_PROBLEMS TO SOLVE_
1) Reproduce the passage about Kim Yong-min's election loss word for word from "The plucky co-host" to "President Lee Myung-bak.".
2) In the passage about Kim Yong-min's election loss, which Seoul district was he a candidate for?

_SUPPLIED PASSAGE_
=====

Kim Yong-min, a Democratic United Party candidate for Seoul’s Nowon District, lost the race after comments he made years ago targeting the United States and lambasting Christians became the prey of the ruling Saenuri Party.

The plucky co-host of the controversial political satire show “Naneun Ggomsuda,” or “I’m a Petty-Minded Creep,” garnered significant support, particularly from the younger generation critical of the current conservative administration. The show is known for its caustic, humorous dialogues that draw their sights on President Lee Myung-bak.

But the public turned away from him in the days leading up to the election after clips of anti-United States remarks and comments insinuating violence against high-level U.S. officials were posted on YouTube. Even for many of those supportive of his earlier works, Kim had crossed a line.

In the video Kim suggested that a Korean terrorist attack on the United States would allow Korea to dodge militant threats from those opposed to U.S. policies, adding that Korea should “kill President [George W.] Bush and Defense Secretary Donald Rumsfeld and rape and kill Secretary of State Condoleezza Rice.”

=====

_GIVEN MATERIAL_
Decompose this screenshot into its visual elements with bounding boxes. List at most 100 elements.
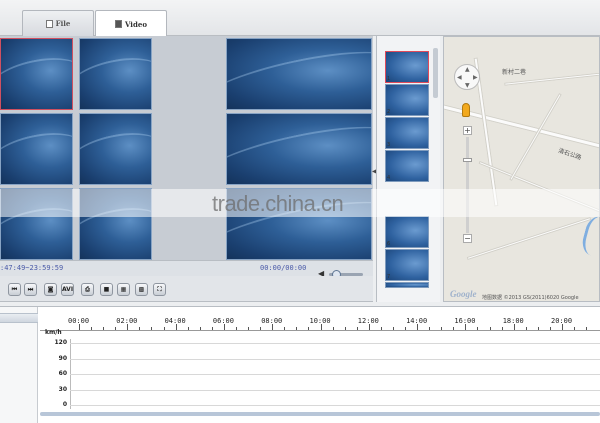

=====

_THE SOLUTIONS_
1)
The plucky co-host of the controversial political satire show “Naneun Ggomsuda,” or “I’m a Petty-Minded Creep,” garnered significant support, particularly from the younger generation critical of the current conservative administration. The show is known for its caustic, humorous dialogues that draw their sights on President Lee Myung-bak.

2) Nowon District